:: Input for this task

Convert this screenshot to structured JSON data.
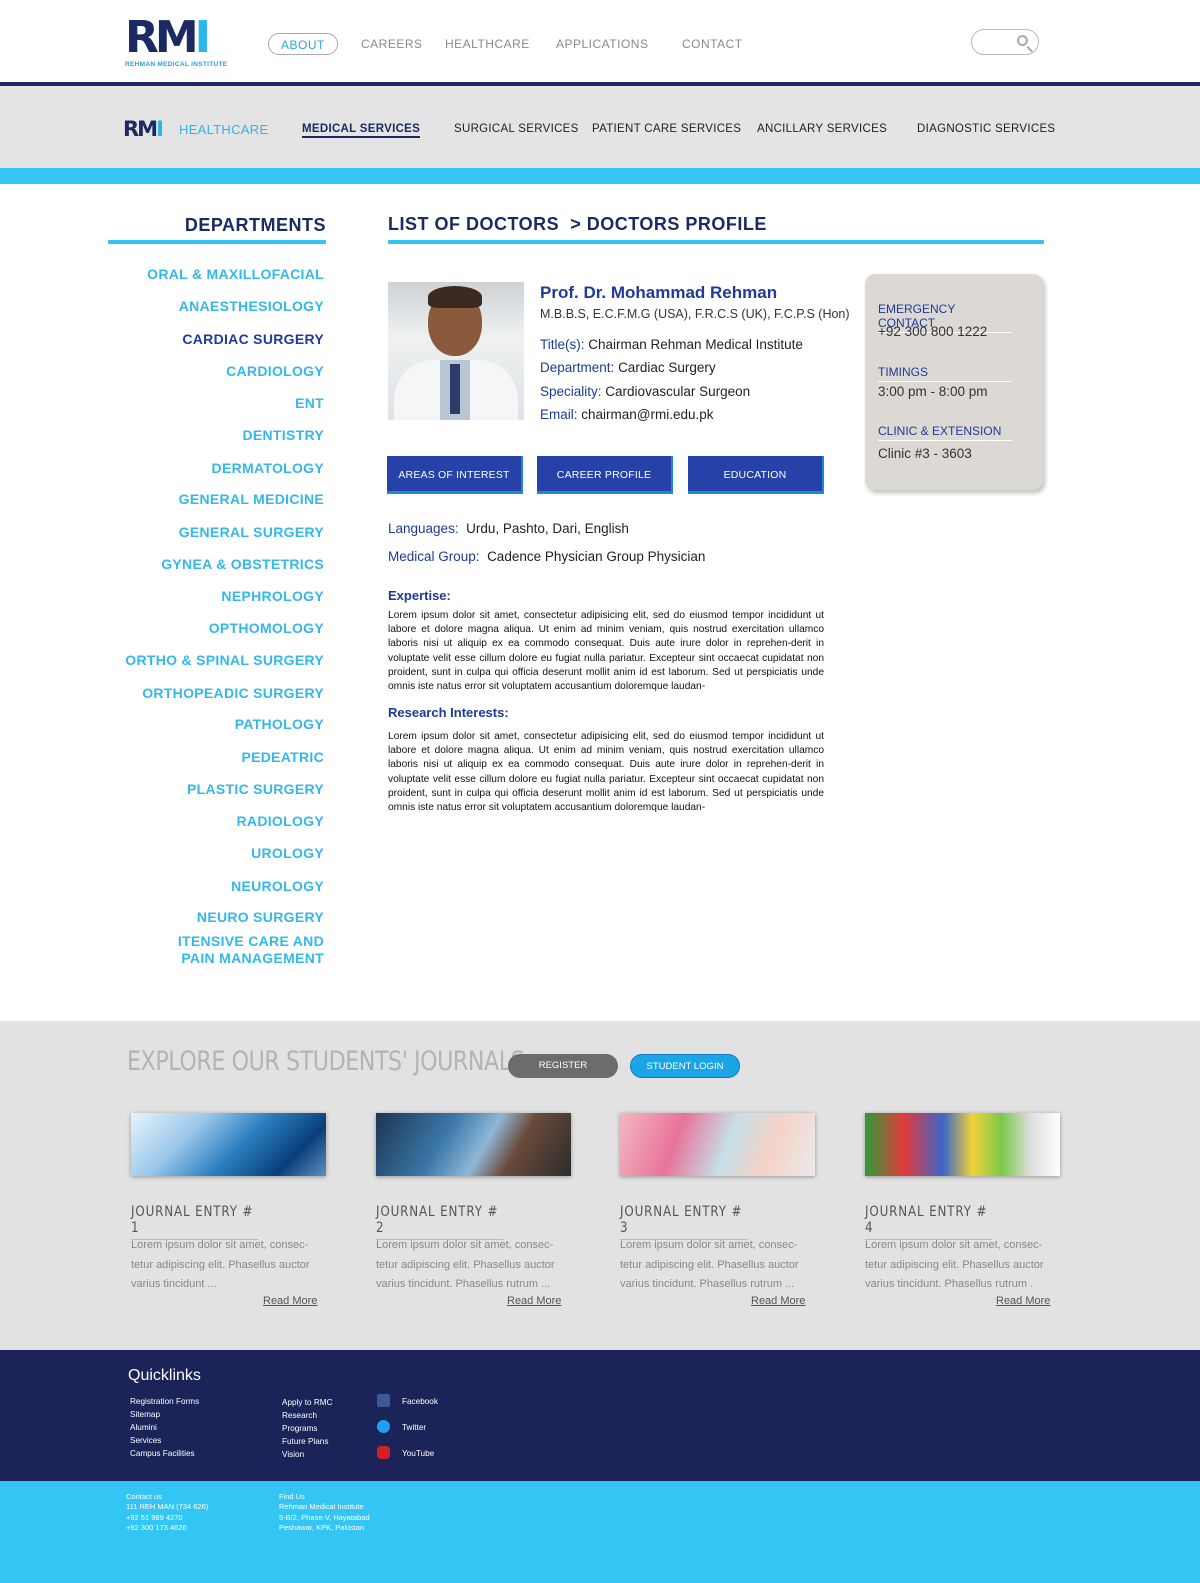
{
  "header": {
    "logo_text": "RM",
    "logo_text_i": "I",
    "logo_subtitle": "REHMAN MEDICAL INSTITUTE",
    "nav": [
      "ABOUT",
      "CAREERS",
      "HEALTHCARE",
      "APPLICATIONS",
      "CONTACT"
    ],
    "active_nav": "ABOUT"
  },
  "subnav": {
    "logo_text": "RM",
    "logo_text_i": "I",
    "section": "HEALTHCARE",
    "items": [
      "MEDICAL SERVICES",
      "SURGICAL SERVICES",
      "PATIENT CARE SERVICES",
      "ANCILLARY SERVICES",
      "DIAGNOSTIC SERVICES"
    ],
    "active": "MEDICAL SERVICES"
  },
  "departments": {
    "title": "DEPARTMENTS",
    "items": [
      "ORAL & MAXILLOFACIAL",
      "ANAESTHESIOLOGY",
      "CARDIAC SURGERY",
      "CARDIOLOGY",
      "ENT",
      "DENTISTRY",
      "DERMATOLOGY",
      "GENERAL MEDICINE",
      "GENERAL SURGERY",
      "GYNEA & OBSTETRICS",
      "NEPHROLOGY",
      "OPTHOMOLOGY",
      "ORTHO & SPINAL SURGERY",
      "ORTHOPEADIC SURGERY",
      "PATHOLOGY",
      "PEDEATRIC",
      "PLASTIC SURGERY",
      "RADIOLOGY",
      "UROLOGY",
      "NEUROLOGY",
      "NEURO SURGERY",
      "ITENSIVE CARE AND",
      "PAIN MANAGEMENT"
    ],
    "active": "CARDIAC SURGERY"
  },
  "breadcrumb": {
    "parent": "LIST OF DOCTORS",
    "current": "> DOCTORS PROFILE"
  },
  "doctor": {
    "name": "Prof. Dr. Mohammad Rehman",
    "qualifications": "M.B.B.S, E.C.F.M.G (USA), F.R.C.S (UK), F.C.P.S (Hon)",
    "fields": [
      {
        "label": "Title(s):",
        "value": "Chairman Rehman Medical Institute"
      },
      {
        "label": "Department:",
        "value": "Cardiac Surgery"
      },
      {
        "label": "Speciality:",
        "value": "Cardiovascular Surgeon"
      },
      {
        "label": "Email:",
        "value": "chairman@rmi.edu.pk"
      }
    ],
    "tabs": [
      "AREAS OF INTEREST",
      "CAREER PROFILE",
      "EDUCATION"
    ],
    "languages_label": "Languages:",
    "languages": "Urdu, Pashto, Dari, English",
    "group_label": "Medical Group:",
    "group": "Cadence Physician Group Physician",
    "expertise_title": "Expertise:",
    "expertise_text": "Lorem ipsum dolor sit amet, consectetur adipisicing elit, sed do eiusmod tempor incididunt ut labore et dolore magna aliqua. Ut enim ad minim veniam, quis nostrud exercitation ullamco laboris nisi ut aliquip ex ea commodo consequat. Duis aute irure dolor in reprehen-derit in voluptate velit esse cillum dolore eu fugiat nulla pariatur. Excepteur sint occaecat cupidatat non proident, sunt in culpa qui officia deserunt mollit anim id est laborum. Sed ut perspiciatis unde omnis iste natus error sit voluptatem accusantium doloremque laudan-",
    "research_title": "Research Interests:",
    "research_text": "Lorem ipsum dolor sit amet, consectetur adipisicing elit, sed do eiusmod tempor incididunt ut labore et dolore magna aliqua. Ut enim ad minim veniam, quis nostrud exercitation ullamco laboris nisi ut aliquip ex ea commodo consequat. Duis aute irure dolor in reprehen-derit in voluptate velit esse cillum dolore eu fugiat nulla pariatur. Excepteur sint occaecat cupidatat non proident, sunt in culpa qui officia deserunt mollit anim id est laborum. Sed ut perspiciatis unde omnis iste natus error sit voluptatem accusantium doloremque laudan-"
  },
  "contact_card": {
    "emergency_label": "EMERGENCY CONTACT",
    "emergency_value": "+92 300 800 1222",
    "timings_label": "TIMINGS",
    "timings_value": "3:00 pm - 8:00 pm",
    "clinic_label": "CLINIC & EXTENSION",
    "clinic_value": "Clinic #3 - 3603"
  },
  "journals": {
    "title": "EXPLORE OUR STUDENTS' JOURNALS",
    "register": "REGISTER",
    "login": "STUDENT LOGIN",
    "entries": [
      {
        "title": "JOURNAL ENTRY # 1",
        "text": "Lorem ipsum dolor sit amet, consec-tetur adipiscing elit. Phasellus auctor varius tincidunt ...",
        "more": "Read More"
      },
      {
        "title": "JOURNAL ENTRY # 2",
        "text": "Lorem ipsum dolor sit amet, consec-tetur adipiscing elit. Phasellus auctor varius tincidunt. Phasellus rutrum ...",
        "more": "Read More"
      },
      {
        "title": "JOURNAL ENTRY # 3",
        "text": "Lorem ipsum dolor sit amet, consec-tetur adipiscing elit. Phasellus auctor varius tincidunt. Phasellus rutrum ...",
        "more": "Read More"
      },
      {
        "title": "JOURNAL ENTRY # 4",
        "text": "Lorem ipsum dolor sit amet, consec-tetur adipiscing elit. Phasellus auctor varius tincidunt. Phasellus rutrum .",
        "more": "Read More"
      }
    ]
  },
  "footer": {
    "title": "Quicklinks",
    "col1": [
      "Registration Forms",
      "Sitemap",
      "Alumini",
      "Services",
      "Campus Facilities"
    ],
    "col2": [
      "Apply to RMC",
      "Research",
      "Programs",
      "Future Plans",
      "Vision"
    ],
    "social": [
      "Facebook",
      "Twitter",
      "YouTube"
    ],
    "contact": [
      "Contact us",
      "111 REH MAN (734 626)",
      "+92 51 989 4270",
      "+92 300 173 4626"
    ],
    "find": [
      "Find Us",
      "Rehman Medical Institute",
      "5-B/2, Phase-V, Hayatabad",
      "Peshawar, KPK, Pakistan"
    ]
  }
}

::::
:: Input for this task

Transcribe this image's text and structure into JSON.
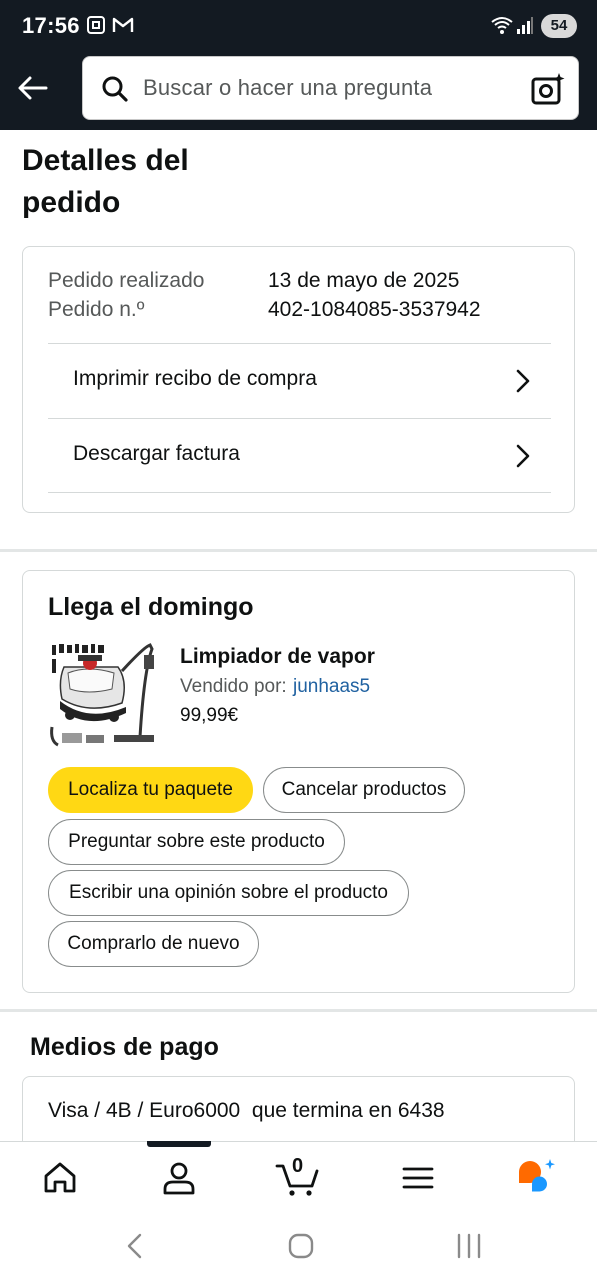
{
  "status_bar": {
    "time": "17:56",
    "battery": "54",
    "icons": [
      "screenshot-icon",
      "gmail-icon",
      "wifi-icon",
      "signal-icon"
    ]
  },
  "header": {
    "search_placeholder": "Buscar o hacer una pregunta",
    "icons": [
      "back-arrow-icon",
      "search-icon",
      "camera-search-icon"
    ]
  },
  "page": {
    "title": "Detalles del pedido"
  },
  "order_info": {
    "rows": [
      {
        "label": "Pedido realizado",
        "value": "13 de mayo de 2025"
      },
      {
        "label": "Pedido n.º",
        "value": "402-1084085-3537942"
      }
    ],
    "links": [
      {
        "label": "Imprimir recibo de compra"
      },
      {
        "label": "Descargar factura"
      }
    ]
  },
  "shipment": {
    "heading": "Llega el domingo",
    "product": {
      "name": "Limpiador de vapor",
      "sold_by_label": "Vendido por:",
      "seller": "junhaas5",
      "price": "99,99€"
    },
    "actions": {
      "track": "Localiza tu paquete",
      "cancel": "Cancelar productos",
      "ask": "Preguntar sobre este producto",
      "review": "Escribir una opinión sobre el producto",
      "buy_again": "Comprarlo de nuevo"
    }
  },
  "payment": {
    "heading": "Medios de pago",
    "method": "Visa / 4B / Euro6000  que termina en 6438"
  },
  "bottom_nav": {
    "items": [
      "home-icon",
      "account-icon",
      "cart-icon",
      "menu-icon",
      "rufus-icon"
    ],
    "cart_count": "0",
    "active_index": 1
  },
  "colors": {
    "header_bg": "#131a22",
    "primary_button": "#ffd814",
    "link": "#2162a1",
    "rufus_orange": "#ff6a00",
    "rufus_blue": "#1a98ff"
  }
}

::::

■ **Written problem**
Return each line where "ENTRY" shows up.

■ **Answer to the task**
        "title": "JOURNAL ENTRY # 1",
        "title": "JOURNAL ENTRY # 2",
        "title": "JOURNAL ENTRY # 3",
        "title": "JOURNAL ENTRY # 4",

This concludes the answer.